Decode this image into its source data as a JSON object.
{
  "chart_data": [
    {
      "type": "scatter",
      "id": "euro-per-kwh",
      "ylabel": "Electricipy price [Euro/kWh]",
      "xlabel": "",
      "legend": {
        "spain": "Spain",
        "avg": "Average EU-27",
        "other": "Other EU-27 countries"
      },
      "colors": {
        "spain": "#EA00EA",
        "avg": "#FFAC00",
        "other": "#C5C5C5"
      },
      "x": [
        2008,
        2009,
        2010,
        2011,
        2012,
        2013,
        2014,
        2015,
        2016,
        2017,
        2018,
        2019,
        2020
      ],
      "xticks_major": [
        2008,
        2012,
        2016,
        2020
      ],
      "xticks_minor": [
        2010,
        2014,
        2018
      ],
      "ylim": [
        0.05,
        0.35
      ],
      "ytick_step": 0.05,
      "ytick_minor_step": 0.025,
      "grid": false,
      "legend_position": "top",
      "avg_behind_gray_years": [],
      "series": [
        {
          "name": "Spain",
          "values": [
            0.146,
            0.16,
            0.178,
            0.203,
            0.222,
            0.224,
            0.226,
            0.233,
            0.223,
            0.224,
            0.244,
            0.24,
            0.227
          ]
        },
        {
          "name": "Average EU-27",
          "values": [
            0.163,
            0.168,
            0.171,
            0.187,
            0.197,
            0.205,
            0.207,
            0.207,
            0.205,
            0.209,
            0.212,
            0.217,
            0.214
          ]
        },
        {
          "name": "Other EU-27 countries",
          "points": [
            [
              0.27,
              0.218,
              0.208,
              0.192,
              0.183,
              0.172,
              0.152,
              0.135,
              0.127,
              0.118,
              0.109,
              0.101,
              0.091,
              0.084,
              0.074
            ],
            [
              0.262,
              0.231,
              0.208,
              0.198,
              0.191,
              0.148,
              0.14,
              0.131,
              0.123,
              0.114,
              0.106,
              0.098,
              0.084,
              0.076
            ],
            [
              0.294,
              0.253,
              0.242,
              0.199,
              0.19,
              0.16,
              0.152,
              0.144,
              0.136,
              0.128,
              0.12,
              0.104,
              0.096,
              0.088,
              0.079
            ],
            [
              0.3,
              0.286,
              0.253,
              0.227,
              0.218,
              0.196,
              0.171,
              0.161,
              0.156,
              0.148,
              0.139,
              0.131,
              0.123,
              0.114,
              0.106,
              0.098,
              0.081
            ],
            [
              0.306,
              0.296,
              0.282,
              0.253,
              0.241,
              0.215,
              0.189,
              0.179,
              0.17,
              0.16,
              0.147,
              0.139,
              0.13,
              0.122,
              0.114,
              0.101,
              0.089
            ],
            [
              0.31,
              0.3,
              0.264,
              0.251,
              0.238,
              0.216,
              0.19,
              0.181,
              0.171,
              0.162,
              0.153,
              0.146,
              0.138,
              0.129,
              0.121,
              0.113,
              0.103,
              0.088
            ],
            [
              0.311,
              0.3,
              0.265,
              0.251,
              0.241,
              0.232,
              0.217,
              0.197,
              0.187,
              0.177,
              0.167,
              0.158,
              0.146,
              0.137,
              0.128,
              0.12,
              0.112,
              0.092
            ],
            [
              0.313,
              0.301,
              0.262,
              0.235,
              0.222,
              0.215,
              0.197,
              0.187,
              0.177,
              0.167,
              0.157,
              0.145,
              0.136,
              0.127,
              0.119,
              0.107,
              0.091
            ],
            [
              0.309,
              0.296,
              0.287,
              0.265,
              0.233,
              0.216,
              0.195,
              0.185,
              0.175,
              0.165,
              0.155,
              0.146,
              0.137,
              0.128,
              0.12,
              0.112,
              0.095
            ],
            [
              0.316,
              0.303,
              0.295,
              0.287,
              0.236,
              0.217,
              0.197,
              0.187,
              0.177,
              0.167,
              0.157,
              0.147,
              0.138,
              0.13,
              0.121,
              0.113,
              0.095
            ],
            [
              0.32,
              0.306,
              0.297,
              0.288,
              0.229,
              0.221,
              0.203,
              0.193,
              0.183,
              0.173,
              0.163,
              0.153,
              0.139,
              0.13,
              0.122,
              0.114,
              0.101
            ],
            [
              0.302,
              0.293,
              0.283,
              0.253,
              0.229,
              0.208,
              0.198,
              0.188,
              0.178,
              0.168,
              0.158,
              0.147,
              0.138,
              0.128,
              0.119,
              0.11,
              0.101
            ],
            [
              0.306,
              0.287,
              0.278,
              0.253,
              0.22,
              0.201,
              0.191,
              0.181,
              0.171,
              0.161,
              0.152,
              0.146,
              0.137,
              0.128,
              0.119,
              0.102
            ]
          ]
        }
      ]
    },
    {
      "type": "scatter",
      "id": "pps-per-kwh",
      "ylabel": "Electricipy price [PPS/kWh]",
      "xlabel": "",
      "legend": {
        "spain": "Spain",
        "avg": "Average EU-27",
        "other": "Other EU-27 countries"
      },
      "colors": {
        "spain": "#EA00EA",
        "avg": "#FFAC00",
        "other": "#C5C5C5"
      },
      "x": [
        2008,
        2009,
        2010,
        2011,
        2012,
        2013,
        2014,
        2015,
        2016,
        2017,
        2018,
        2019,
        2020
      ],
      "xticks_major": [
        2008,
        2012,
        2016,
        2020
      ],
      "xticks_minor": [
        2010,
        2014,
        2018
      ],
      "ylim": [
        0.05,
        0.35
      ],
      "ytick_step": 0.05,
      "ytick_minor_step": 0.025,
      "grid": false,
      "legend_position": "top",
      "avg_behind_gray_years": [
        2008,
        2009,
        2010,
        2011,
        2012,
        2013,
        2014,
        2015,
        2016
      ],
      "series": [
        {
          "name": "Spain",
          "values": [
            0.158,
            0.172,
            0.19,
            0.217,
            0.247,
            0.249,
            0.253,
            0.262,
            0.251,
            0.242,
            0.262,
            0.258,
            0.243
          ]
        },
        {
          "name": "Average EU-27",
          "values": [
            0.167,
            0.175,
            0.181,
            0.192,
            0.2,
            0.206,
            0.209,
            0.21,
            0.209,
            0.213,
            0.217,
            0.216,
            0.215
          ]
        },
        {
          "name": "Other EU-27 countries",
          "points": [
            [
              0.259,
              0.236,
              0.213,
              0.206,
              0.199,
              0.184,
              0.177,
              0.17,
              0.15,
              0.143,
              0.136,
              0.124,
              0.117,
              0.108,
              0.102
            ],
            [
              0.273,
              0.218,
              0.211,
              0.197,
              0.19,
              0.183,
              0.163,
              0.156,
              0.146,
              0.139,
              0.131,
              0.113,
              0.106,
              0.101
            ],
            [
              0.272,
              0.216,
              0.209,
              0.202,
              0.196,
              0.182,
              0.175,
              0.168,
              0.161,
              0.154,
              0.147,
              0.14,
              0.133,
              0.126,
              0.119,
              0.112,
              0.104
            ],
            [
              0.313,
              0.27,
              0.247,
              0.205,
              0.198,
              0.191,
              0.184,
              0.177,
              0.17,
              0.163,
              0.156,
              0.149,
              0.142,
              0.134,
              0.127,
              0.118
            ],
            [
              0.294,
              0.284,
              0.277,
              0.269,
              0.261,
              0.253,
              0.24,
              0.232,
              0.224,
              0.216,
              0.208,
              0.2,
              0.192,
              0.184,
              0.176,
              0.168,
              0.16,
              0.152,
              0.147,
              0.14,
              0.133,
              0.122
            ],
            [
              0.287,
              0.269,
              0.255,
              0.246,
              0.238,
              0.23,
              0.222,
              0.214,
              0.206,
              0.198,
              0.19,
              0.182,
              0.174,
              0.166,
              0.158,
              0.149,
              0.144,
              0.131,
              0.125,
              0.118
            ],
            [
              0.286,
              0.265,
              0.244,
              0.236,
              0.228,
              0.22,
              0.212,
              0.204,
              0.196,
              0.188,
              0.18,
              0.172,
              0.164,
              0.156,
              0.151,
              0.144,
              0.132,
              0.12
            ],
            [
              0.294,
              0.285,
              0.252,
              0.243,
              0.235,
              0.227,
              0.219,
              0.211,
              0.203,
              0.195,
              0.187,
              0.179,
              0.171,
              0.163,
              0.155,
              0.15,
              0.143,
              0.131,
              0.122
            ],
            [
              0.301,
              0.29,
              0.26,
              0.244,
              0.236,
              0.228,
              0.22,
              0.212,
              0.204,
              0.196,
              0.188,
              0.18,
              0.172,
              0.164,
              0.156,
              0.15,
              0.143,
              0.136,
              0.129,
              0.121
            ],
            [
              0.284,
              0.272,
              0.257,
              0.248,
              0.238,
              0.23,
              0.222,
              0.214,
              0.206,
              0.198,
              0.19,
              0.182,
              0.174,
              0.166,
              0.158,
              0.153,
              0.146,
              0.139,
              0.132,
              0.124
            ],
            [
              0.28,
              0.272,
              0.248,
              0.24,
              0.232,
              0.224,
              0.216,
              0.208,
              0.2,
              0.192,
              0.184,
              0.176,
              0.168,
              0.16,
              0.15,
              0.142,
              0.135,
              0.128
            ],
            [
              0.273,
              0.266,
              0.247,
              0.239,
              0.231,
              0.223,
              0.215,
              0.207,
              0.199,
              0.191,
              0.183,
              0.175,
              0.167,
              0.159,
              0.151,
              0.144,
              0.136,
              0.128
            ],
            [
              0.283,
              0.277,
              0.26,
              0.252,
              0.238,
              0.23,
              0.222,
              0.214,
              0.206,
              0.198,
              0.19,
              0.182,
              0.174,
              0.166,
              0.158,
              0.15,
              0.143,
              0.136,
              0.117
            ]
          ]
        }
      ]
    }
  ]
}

○ ○ ○ ○

### DIRECTION
From the listing above, pick out every line containing "ylabel".

### OUTPUT BELOW
      "ylabel": "Electricipy price [Euro/kWh]",
      "ylabel": "Electricipy price [PPS/kWh]",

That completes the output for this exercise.